Every line that holds "Innovativeness" should be shown.

====== SUPPLIED DATA

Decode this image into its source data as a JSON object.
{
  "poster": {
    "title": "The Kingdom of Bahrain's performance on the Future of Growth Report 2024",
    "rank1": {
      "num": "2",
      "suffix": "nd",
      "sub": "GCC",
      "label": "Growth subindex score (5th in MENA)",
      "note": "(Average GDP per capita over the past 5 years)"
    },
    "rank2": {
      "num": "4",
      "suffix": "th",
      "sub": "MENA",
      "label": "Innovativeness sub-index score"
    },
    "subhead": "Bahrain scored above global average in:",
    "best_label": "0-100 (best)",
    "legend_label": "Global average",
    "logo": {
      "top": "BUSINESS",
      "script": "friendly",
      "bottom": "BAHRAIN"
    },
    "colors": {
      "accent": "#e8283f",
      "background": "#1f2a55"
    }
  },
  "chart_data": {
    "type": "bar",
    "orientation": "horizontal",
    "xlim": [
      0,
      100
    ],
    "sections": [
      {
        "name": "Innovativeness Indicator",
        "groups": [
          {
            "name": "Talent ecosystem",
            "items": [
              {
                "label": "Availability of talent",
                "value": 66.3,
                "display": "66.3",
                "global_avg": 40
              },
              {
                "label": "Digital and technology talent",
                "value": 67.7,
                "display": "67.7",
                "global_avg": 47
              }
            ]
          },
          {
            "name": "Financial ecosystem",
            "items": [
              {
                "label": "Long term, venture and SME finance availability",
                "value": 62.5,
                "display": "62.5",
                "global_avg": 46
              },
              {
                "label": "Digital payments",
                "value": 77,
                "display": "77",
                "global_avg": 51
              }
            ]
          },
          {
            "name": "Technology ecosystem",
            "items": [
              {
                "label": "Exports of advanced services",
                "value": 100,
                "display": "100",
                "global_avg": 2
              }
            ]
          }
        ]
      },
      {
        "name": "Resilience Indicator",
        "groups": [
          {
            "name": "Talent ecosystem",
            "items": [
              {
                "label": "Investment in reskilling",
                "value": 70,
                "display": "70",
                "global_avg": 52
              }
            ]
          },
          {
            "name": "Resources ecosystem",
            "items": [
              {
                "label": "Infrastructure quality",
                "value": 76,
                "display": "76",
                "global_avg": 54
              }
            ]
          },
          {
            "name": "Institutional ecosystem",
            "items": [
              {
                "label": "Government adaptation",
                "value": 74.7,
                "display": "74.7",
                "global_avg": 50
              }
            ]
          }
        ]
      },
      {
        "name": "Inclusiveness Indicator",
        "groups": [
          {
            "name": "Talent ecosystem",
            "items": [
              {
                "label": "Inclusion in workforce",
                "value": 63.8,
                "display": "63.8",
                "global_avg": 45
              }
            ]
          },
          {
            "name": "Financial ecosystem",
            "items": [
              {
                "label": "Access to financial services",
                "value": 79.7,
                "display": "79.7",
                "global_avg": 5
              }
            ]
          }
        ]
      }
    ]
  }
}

============

SOLUTION TO THIS EXERCISE
      "label": "Innovativeness sub-index score"
        "name": "Innovativeness Indicator",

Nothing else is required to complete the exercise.